▸ **What you have to do**
Of the lines in the records that follow, how many include the word "TITANIUM"? Answer with a bare number.

▸ **Given records**
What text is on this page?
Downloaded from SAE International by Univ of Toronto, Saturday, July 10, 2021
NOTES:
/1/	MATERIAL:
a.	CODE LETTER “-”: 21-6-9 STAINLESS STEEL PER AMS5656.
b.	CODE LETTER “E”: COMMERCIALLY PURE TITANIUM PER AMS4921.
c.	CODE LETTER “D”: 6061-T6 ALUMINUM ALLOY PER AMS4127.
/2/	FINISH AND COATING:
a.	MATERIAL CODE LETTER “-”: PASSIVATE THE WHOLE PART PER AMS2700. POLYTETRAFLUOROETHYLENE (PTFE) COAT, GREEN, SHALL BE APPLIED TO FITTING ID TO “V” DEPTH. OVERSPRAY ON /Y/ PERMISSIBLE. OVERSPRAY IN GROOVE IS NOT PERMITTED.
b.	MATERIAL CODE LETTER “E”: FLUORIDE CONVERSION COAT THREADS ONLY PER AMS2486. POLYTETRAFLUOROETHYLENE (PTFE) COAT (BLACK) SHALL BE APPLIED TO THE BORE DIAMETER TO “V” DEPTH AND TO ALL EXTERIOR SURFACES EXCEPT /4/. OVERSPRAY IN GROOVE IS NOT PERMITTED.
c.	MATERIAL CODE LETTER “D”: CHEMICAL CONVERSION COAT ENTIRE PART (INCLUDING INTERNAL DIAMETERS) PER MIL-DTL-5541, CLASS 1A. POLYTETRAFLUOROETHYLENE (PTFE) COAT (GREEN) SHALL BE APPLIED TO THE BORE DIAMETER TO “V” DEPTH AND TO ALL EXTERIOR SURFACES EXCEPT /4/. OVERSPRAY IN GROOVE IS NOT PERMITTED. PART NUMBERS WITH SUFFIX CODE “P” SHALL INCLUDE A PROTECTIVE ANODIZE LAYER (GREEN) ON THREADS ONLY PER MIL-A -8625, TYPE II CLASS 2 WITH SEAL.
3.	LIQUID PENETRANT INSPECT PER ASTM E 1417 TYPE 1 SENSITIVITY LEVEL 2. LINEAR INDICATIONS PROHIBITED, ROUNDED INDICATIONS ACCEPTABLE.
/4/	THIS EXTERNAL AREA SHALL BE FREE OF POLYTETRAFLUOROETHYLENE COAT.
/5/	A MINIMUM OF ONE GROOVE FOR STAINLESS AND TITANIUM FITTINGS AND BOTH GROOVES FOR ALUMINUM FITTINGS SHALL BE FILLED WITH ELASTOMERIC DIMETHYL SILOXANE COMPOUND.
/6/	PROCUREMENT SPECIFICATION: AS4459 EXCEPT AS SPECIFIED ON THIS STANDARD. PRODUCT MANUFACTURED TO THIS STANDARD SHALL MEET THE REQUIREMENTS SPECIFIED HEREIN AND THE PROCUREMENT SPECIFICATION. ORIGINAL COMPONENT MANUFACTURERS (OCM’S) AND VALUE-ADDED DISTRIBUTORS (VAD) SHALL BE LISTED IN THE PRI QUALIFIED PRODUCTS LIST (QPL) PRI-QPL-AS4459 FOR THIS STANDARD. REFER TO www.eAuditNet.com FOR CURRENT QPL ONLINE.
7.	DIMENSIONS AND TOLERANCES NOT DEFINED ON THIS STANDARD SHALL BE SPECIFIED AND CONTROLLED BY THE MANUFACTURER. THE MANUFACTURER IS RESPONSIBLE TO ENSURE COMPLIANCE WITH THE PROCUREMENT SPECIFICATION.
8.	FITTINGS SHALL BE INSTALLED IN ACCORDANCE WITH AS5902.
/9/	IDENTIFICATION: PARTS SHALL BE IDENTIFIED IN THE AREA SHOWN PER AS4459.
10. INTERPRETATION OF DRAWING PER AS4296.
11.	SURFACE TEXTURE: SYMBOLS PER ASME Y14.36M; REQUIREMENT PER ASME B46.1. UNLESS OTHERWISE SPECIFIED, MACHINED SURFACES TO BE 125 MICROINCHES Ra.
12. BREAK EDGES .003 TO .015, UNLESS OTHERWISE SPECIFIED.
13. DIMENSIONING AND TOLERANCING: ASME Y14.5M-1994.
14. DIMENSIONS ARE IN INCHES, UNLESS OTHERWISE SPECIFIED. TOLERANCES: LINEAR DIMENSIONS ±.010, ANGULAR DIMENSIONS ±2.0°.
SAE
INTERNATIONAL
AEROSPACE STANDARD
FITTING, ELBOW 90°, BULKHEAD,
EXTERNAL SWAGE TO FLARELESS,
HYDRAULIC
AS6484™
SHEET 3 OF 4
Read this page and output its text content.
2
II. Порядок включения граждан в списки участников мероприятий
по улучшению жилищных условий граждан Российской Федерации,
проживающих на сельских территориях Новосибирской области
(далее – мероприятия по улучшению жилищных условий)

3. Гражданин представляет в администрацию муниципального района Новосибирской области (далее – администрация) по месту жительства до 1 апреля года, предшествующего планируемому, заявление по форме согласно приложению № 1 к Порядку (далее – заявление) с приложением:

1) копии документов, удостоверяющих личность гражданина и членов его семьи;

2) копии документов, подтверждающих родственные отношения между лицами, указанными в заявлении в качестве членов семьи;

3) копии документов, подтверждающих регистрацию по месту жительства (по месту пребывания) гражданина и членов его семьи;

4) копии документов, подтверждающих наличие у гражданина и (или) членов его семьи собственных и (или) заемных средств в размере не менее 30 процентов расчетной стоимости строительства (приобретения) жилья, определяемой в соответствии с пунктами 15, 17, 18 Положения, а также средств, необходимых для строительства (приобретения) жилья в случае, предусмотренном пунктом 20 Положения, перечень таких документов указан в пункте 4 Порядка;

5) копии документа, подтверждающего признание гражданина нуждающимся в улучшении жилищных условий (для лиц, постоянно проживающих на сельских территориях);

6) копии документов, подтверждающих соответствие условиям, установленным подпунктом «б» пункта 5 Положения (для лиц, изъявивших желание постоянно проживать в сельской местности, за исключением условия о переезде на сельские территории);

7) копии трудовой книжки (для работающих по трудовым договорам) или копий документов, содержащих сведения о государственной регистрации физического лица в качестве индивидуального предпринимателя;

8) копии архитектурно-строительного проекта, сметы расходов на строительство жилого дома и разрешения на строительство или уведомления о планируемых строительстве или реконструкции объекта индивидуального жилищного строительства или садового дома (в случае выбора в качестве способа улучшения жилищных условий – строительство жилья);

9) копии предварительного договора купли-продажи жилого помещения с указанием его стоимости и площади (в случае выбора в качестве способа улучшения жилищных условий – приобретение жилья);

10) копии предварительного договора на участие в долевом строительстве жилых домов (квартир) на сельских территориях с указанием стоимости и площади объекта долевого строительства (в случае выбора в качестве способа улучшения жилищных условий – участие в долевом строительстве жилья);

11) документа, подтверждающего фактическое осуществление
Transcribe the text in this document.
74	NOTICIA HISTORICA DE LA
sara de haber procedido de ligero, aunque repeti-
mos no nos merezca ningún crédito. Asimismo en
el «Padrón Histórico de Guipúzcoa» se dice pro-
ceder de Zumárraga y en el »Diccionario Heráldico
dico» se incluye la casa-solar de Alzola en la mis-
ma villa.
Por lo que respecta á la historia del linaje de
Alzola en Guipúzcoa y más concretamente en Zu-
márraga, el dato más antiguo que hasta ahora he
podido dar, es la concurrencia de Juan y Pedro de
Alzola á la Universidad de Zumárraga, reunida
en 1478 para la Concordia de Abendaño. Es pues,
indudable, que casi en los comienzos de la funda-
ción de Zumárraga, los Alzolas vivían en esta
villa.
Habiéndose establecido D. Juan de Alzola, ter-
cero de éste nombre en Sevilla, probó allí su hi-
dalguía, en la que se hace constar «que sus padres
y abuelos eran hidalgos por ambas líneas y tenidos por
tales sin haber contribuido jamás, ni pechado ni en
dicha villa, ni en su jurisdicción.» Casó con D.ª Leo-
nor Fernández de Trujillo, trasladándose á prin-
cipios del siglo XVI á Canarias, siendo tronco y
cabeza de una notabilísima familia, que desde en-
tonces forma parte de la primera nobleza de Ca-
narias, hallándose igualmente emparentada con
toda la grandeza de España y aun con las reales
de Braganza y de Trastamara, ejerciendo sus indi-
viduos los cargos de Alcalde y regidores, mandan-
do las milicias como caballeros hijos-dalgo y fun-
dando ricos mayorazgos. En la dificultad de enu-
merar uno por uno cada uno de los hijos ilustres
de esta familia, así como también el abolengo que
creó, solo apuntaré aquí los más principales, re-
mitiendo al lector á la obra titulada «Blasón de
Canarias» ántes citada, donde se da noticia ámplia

▸ **Correct answer**
2